- WRITTEN REQUEST -
Gather every line from the records below that contains the string "price", copying each in full. Does case matter? Yes: count only matches with the same capitalization.

[Data entries]
[Start]

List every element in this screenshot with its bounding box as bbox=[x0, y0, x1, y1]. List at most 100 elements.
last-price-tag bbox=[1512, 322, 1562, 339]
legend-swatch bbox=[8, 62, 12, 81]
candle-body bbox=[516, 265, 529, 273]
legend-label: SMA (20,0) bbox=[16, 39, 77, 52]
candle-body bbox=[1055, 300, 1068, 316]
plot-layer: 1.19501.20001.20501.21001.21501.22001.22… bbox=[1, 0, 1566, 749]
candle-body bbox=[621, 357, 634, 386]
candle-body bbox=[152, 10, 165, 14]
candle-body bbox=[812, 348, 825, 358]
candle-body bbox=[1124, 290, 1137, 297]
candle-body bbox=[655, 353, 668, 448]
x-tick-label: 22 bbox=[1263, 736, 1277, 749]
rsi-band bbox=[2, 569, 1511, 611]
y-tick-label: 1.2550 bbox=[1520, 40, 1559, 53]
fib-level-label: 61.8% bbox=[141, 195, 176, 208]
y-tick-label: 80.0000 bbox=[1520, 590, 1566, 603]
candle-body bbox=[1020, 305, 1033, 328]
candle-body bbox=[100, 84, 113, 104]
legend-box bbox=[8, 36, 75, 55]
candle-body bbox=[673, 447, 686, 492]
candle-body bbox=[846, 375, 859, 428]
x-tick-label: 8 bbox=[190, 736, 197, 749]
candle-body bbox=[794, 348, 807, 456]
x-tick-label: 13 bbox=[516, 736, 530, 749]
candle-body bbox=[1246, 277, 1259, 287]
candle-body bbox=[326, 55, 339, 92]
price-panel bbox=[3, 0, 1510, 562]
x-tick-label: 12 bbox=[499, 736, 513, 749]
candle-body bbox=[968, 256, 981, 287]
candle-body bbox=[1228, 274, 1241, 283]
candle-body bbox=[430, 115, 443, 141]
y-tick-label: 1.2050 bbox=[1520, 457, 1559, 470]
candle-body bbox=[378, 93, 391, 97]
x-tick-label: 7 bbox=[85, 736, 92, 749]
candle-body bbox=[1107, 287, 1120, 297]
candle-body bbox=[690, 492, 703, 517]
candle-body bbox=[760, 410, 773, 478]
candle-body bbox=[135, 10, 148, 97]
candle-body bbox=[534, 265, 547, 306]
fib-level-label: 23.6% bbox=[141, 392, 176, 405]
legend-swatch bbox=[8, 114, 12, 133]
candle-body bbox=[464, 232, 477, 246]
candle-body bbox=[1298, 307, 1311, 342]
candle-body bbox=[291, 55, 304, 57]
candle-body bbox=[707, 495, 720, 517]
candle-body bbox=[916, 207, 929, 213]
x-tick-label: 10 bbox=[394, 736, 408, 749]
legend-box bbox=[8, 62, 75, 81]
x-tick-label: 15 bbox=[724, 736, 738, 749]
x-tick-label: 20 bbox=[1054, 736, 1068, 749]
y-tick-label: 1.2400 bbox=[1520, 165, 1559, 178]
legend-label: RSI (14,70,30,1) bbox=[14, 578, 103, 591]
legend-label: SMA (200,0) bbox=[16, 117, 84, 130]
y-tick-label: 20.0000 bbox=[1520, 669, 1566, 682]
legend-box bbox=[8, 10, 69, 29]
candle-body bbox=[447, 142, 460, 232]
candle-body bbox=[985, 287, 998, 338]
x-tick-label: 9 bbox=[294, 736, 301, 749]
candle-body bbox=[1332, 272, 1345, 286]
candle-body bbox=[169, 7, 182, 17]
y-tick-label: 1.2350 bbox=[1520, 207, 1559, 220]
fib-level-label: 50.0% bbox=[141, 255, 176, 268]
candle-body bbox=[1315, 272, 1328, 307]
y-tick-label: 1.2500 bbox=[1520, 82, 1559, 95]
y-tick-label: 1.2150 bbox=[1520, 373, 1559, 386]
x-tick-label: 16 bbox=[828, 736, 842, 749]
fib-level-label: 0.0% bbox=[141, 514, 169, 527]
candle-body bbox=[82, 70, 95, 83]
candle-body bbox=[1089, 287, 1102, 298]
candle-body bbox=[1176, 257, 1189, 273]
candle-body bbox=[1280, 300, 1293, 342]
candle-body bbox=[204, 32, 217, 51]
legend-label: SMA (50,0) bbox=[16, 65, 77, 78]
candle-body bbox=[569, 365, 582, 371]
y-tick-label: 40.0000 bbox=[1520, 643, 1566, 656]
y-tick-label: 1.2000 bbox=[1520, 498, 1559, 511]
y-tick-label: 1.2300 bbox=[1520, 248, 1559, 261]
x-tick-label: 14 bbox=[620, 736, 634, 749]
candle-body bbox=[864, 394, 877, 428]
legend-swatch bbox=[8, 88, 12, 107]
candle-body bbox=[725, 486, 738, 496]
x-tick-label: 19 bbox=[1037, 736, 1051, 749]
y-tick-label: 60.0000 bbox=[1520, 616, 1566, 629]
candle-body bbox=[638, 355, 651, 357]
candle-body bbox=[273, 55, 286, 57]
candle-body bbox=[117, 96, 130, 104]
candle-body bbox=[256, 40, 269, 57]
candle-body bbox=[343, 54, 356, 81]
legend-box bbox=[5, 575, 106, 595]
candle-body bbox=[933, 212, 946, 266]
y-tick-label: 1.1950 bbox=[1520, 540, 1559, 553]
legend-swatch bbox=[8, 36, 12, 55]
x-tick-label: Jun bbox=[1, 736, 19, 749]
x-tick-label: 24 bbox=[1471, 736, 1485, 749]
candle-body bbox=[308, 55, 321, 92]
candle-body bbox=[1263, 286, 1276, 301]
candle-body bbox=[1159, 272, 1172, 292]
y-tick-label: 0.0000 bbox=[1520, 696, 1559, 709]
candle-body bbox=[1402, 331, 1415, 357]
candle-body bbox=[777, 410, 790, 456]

[End]

- EXERCISE SOLUTION -
last-price-tag bbox=[1512, 322, 1562, 339]
price-panel bbox=[3, 0, 1510, 562]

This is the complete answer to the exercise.